■ WHAT YOU NEED TO DO: Leave the pictures out. Return all other data exactly.

____ LISTED RECORDS

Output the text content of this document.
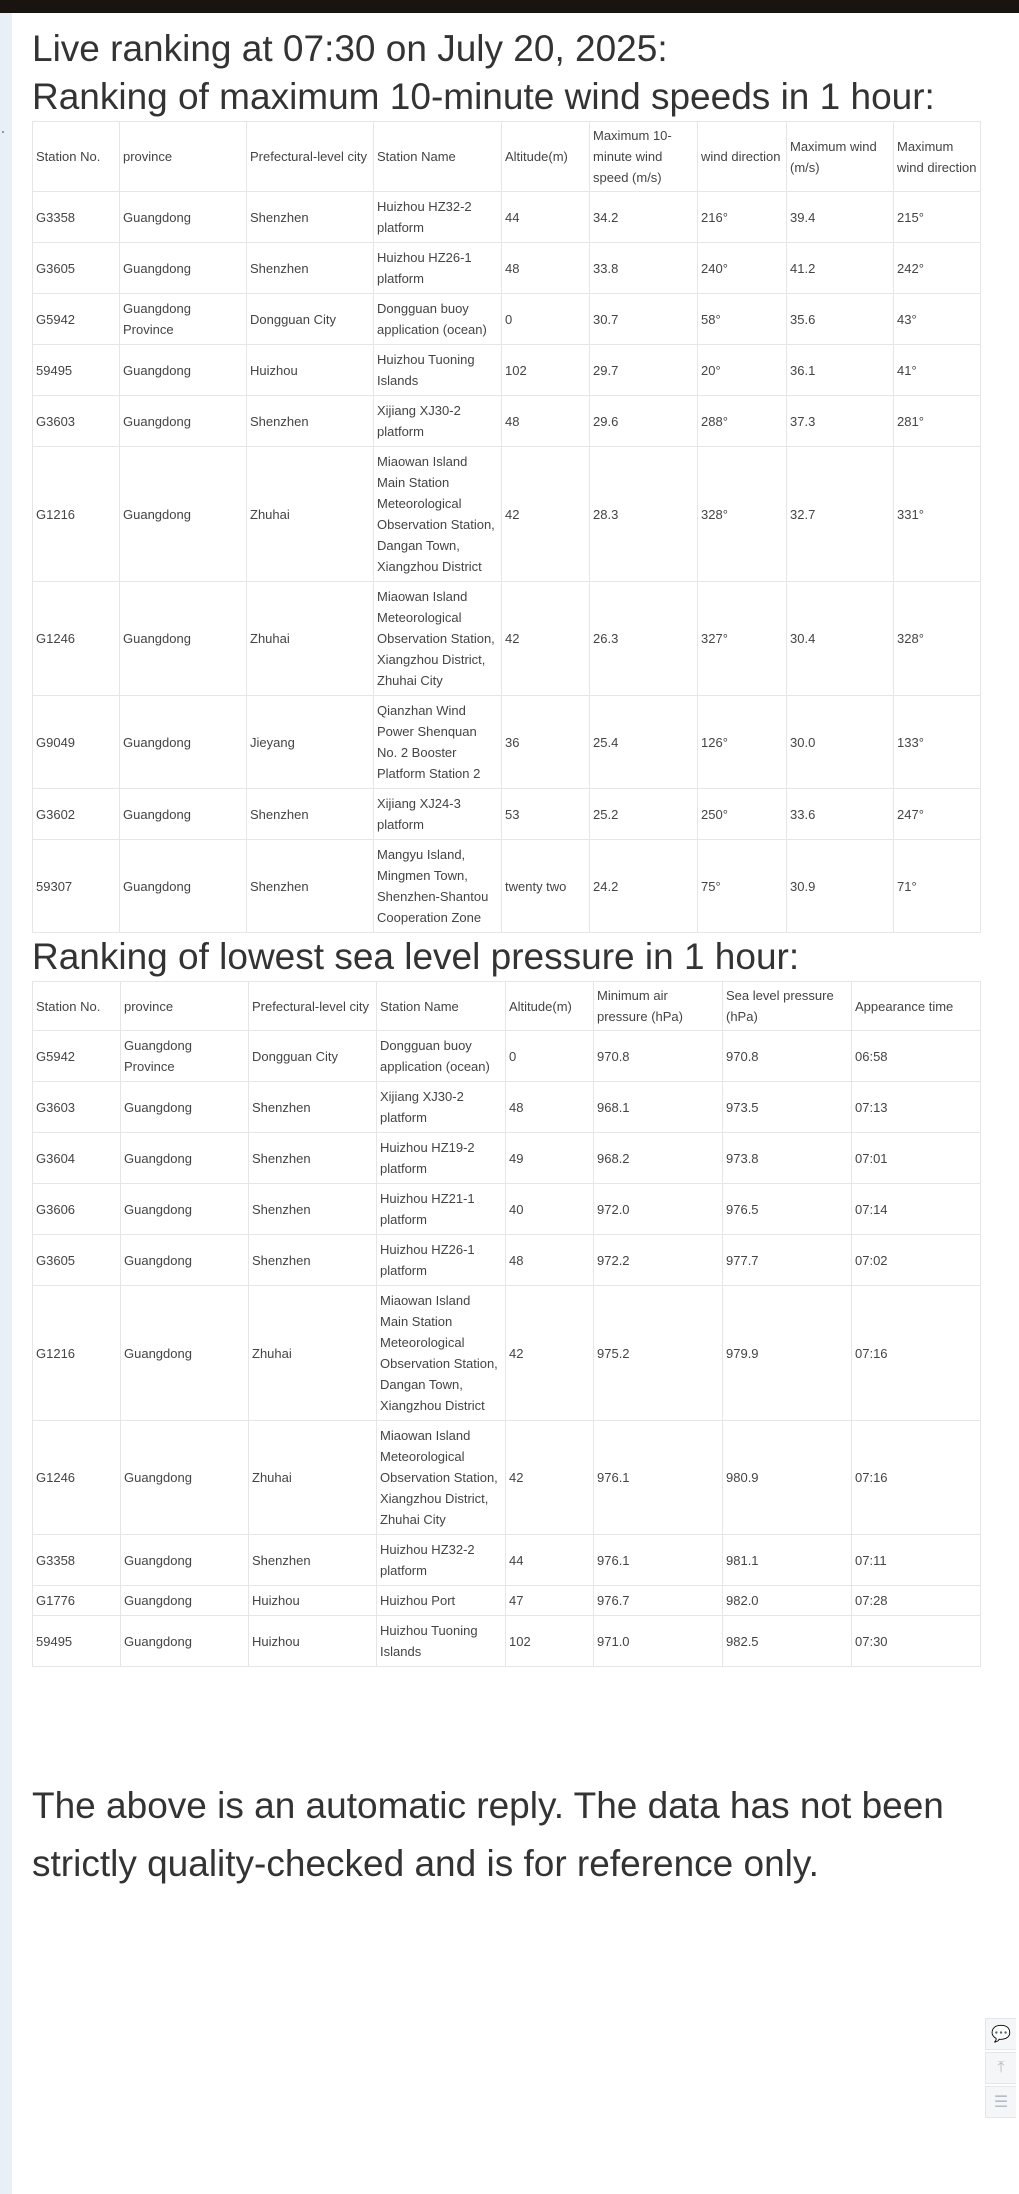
Live ranking at 07:30 on July 20, 2025:
Ranking of maximum 10-minute wind speeds in 1 hour:
Station No.	province	Prefectural-level city	Station Name	Altitude(m)	Maximum 10-minute wind speed (m/s)	wind direction	Maximum wind (m/s)	Maximum wind direction
G3358	Guangdong	Shenzhen	Huizhou HZ32-2 platform	44	34.2	216°	39.4	215°
G3605	Guangdong	Shenzhen	Huizhou HZ26-1 platform	48	33.8	240°	41.2	242°
G5942	Guangdong Province	Dongguan City	Dongguan buoy application (ocean)	0	30.7	58°	35.6	43°
59495	Guangdong	Huizhou	Huizhou Tuoning Islands	102	29.7	20°	36.1	41°
G3603	Guangdong	Shenzhen	Xijiang XJ30-2 platform	48	29.6	288°	37.3	281°
G1216	Guangdong	Zhuhai	Miaowan Island Main Station Meteorological Observation Station, Dangan Town, Xiangzhou District	42	28.3	328°	32.7	331°
G1246	Guangdong	Zhuhai	Miaowan Island Meteorological Observation Station, Xiangzhou District, Zhuhai City	42	26.3	327°	30.4	328°
G9049	Guangdong	Jieyang	Qianzhan Wind Power Shenquan No. 2 Booster Platform Station 2	36	25.4	126°	30.0	133°
G3602	Guangdong	Shenzhen	Xijiang XJ24-3 platform	53	25.2	250°	33.6	247°
59307	Guangdong	Shenzhen	Mangyu Island, Mingmen Town, Shenzhen-Shantou Cooperation Zone	twenty two	24.2	75°	30.9	71°
Ranking of lowest sea level pressure in 1 hour:
Station No.	province	Prefectural-level city	Station Name	Altitude(m)	Minimum air pressure (hPa)	Sea level pressure (hPa)	Appearance time
G5942	Guangdong Province	Dongguan City	Dongguan buoy application (ocean)	0	970.8	970.8	06:58
G3603	Guangdong	Shenzhen	Xijiang XJ30-2 platform	48	968.1	973.5	07:13
G3604	Guangdong	Shenzhen	Huizhou HZ19-2 platform	49	968.2	973.8	07:01
G3606	Guangdong	Shenzhen	Huizhou HZ21-1 platform	40	972.0	976.5	07:14
G3605	Guangdong	Shenzhen	Huizhou HZ26-1 platform	48	972.2	977.7	07:02
G1216	Guangdong	Zhuhai	Miaowan Island Main Station Meteorological Observation Station, Dangan Town, Xiangzhou District	42	975.2	979.9	07:16
G1246	Guangdong	Zhuhai	Miaowan Island Meteorological Observation Station, Xiangzhou District, Zhuhai City	42	976.1	980.9	07:16
G3358	Guangdong	Shenzhen	Huizhou HZ32-2 platform	44	976.1	981.1	07:11
G1776	Guangdong	Huizhou	Huizhou Port	47	976.7	982.0	07:28
59495	Guangdong	Huizhou	Huizhou Tuoning Islands	102	971.0	982.5	07:30
The above is an automatic reply. The data has not been strictly quality-checked and is for reference only.
💬
⤒
☰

________

■ THE RESULT:
Output the text content of this document.
Live ranking at 07:30 on July 20, 2025:
Ranking of maximum 10-minute wind speeds in 1 hour:
Station No.	province	Prefectural-level city	Station Name	Altitude(m)	Maximum 10-minute wind speed (m/s)	wind direction	Maximum wind (m/s)	Maximum wind direction
G3358	Guangdong	Shenzhen	Huizhou HZ32-2 platform	44	34.2	216°	39.4	215°
G3605	Guangdong	Shenzhen	Huizhou HZ26-1 platform	48	33.8	240°	41.2	242°
G5942	Guangdong Province	Dongguan City	Dongguan buoy application (ocean)	0	30.7	58°	35.6	43°
59495	Guangdong	Huizhou	Huizhou Tuoning Islands	102	29.7	20°	36.1	41°
G3603	Guangdong	Shenzhen	Xijiang XJ30-2 platform	48	29.6	288°	37.3	281°
G1216	Guangdong	Zhuhai	Miaowan Island Main Station Meteorological Observation Station, Dangan Town, Xiangzhou District	42	28.3	328°	32.7	331°
G1246	Guangdong	Zhuhai	Miaowan Island Meteorological Observation Station, Xiangzhou District, Zhuhai City	42	26.3	327°	30.4	328°
G9049	Guangdong	Jieyang	Qianzhan Wind Power Shenquan No. 2 Booster Platform Station 2	36	25.4	126°	30.0	133°
G3602	Guangdong	Shenzhen	Xijiang XJ24-3 platform	53	25.2	250°	33.6	247°
59307	Guangdong	Shenzhen	Mangyu Island, Mingmen Town, Shenzhen-Shantou Cooperation Zone	twenty two	24.2	75°	30.9	71°
Ranking of lowest sea level pressure in 1 hour:
Station No.	province	Prefectural-level city	Station Name	Altitude(m)	Minimum air pressure (hPa)	Sea level pressure (hPa)	Appearance time
G5942	Guangdong Province	Dongguan City	Dongguan buoy application (ocean)	0	970.8	970.8	06:58
G3603	Guangdong	Shenzhen	Xijiang XJ30-2 platform	48	968.1	973.5	07:13
G3604	Guangdong	Shenzhen	Huizhou HZ19-2 platform	49	968.2	973.8	07:01
G3606	Guangdong	Shenzhen	Huizhou HZ21-1 platform	40	972.0	976.5	07:14
G3605	Guangdong	Shenzhen	Huizhou HZ26-1 platform	48	972.2	977.7	07:02
G1216	Guangdong	Zhuhai	Miaowan Island Main Station Meteorological Observation Station, Dangan Town, Xiangzhou District	42	975.2	979.9	07:16
G1246	Guangdong	Zhuhai	Miaowan Island Meteorological Observation Station, Xiangzhou District, Zhuhai City	42	976.1	980.9	07:16
G3358	Guangdong	Shenzhen	Huizhou HZ32-2 platform	44	976.1	981.1	07:11
G1776	Guangdong	Huizhou	Huizhou Port	47	976.7	982.0	07:28
59495	Guangdong	Huizhou	Huizhou Tuoning Islands	102	971.0	982.5	07:30
The above is an automatic reply. The data has not been strictly quality-checked and is for reference only.
💬
⤒
☰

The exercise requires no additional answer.